▸ **Short exercise**
Find the string "Height" and gather every line that holds it.

▸ **Provided material**

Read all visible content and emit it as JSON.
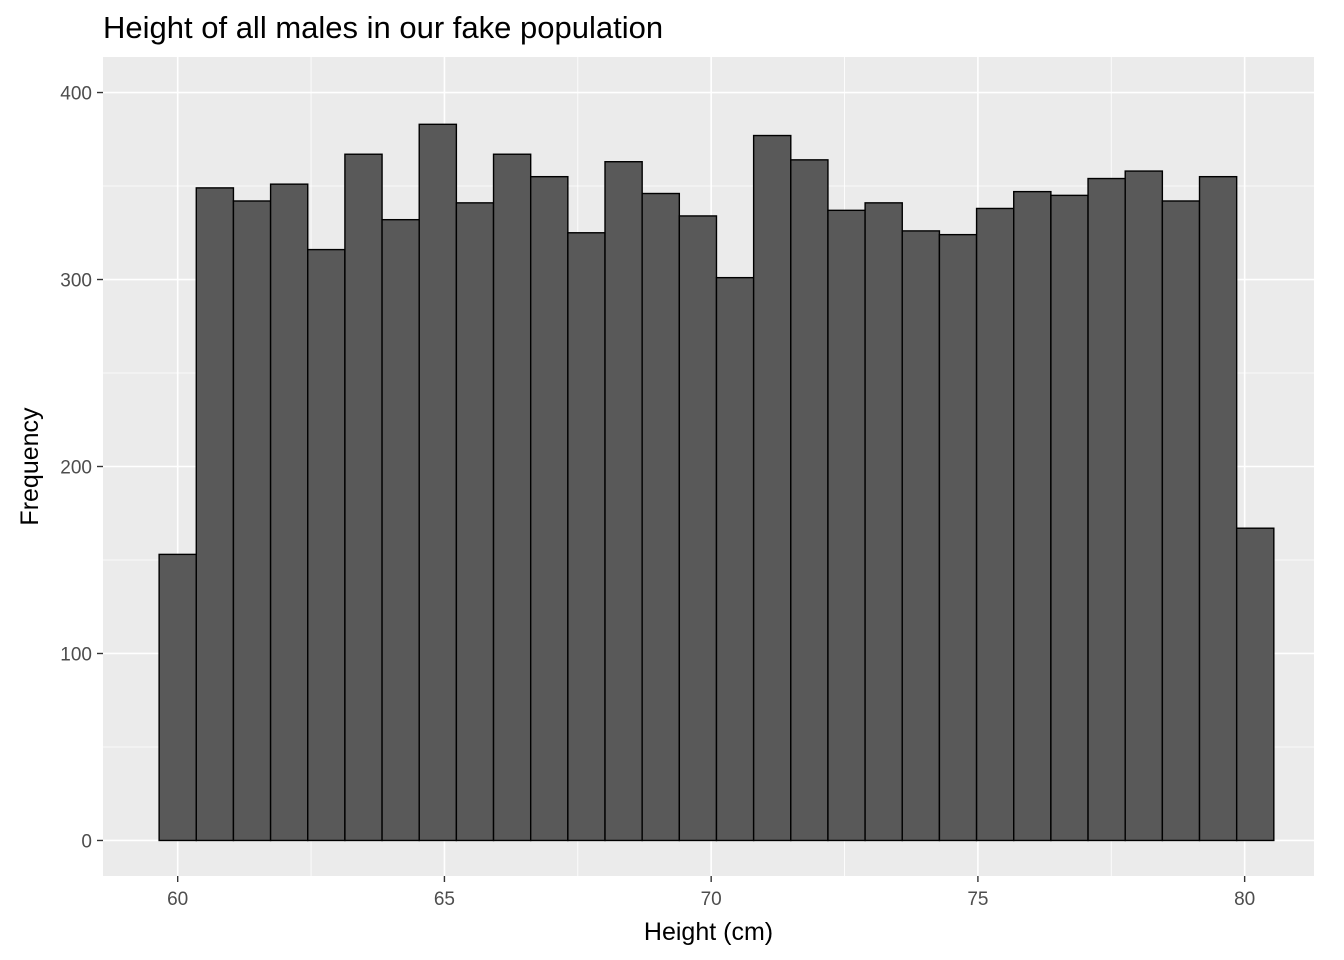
{
  "chart_data": {
    "type": "bar",
    "title": "Height of all males in our fake population",
    "xlabel": "Height (cm)",
    "ylabel": "Frequency",
    "xlim": [
      58.6,
      81.3
    ],
    "ylim": [
      -19,
      419
    ],
    "x_ticks": [
      60,
      65,
      70,
      75,
      80
    ],
    "y_ticks": [
      0,
      100,
      200,
      300,
      400
    ],
    "grid": true,
    "bin_width": 0.6965,
    "bin_start": 59.652,
    "values": [
      153,
      349,
      342,
      351,
      316,
      367,
      332,
      383,
      341,
      367,
      355,
      325,
      363,
      346,
      334,
      301,
      377,
      364,
      337,
      341,
      326,
      324,
      338,
      347,
      345,
      354,
      358,
      342,
      355,
      167
    ],
    "colors": {
      "bar_fill": "#595959",
      "bar_stroke": "#000000",
      "panel": "#ebebeb",
      "grid": "#ffffff"
    }
  }
}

▸ **Complete output**
    "title": "Height of all males in our fake population",
    "xlabel": "Height (cm)",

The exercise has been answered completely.